**Exercise requirements:**
Copy the data exactly; pictures stay out of the copy.
__________
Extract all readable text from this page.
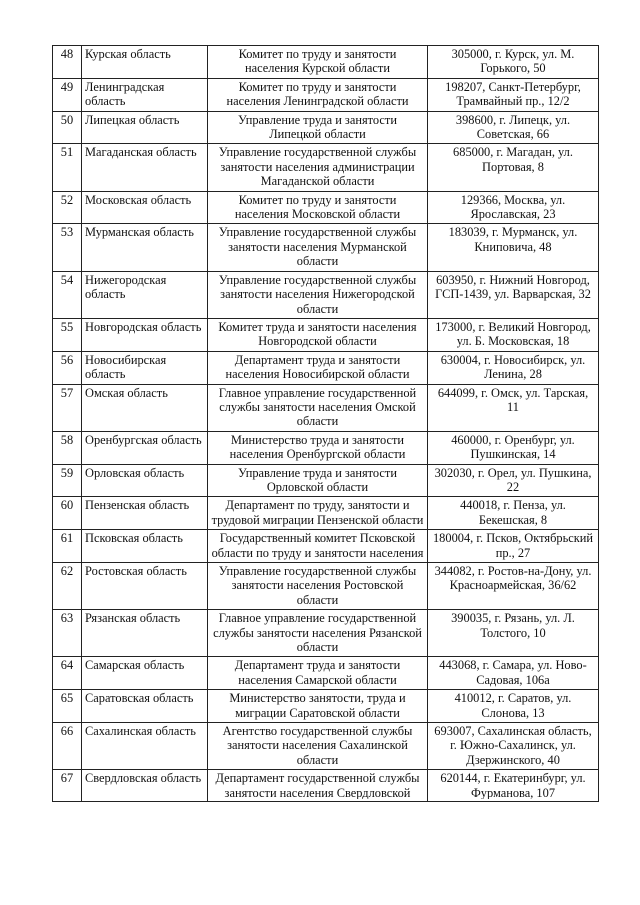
48	Курская область	Комитет по труду и занятости населения Курской области	305000, г. Курск, ул. М. Горького, 50

49	Ленинградская область	Комитет по труду и занятости населения Ленинградской области	198207, Санкт-Петербург, Трамвайный пр., 12/2

50	Липецкая область	Управление труда и занятости Липецкой области	398600, г. Липецк, ул. Советская, 66

51	Магаданская область	Управление государственной службы занятости населения администрации Магаданской области	685000, г. Магадан, ул. Портовая, 8

52	Московская область	Комитет по труду и занятости населения Московской области	129366, Москва, ул. Ярославская, 23

53	Мурманская область	Управление государственной службы занятости населения Мурманской области	183039, г. Мурманск, ул. Книповича, 48

54	Нижегородская область	Управление государственной службы занятости населения Нижегородской области	603950, г. Нижний Новгород, ГСП-1439, ул. Варварская, 32

55	Новгородская область	Комитет труда и занятости населения Новгородской области	173000, г. Великий Новгород, ул. Б. Московская, 18

56	Новосибирская область	Департамент труда и занятости населения Новосибирской области	630004, г. Новосибирск, ул. Ленина, 28

57	Омская область	Главное управление государственной службы занятости населения Омской области	644099, г. Омск, ул. Тарская, 11

58	Оренбургская область	Министерство труда и занятости населения Оренбургской области	460000, г. Оренбург, ул. Пушкинская, 14

59	Орловская область	Управление труда и занятости Орловской области	302030, г. Орел, ул. Пушкина, 22

60	Пензенская область	Департамент по труду, занятости и трудовой миграции Пензенской области	440018, г. Пенза, ул. Бекешская, 8

61	Псковская область	Государственный комитет Псковской области по труду и занятости населения	180004, г. Псков, Октябрьский пр., 27

62	Ростовская область	Управление государственной службы занятости населения Ростовской области	344082, г. Ростов-на-Дону, ул. Красноармейская, 36/62

63	Рязанская область	Главное управление государственной службы занятости населения Рязанской области	390035, г. Рязань, ул. Л. Толстого, 10

64	Самарская область	Департамент труда и занятости населения Самарской области	443068, г. Самара, ул. Ново-Садовая, 106а

65	Саратовская область	Министерство занятости, труда и миграции Саратовской области	410012, г. Саратов, ул. Слонова, 13

66	Сахалинская область	Агентство государственной службы занятости населения Сахалинской области	693007, Сахалинская область, г. Южно-Сахалинск, ул. Дзержинского, 40

67	Свердловская область	Департамент государственной службы занятости населения Свердловской	620144, г. Екатеринбург, ул. Фурманова, 107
__________
**Final answer:**
Extract all readable text from this page.
48	Курская область	Комитет по труду и занятости населения Курской области	305000, г. Курск, ул. М. Горького, 50

49	Ленинградская область	Комитет по труду и занятости населения Ленинградской области	198207, Санкт-Петербург, Трамвайный пр., 12/2

50	Липецкая область	Управление труда и занятости Липецкой области	398600, г. Липецк, ул. Советская, 66

51	Магаданская область	Управление государственной службы занятости населения администрации Магаданской области	685000, г. Магадан, ул. Портовая, 8

52	Московская область	Комитет по труду и занятости населения Московской области	129366, Москва, ул. Ярославская, 23

53	Мурманская область	Управление государственной службы занятости населения Мурманской области	183039, г. Мурманск, ул. Книповича, 48

54	Нижегородская область	Управление государственной службы занятости населения Нижегородской области	603950, г. Нижний Новгород, ГСП-1439, ул. Варварская, 32

55	Новгородская область	Комитет труда и занятости населения Новгородской области	173000, г. Великий Новгород, ул. Б. Московская, 18

56	Новосибирская область	Департамент труда и занятости населения Новосибирской области	630004, г. Новосибирск, ул. Ленина, 28

57	Омская область	Главное управление государственной службы занятости населения Омской области	644099, г. Омск, ул. Тарская, 11

58	Оренбургская область	Министерство труда и занятости населения Оренбургской области	460000, г. Оренбург, ул. Пушкинская, 14

59	Орловская область	Управление труда и занятости Орловской области	302030, г. Орел, ул. Пушкина, 22

60	Пензенская область	Департамент по труду, занятости и трудовой миграции Пензенской области	440018, г. Пенза, ул. Бекешская, 8

61	Псковская область	Государственный комитет Псковской области по труду и занятости населения	180004, г. Псков, Октябрьский пр., 27

62	Ростовская область	Управление государственной службы занятости населения Ростовской области	344082, г. Ростов-на-Дону, ул. Красноармейская, 36/62

63	Рязанская область	Главное управление государственной службы занятости населения Рязанской области	390035, г. Рязань, ул. Л. Толстого, 10

64	Самарская область	Департамент труда и занятости населения Самарской области	443068, г. Самара, ул. Ново-Садовая, 106а

65	Саратовская область	Министерство занятости, труда и миграции Саратовской области	410012, г. Саратов, ул. Слонова, 13

66	Сахалинская область	Агентство государственной службы занятости населения Сахалинской области	693007, Сахалинская область, г. Южно-Сахалинск, ул. Дзержинского, 40

67	Свердловская область	Департамент государственной службы занятости населения Свердловской	620144, г. Екатеринбург, ул. Фурманова, 107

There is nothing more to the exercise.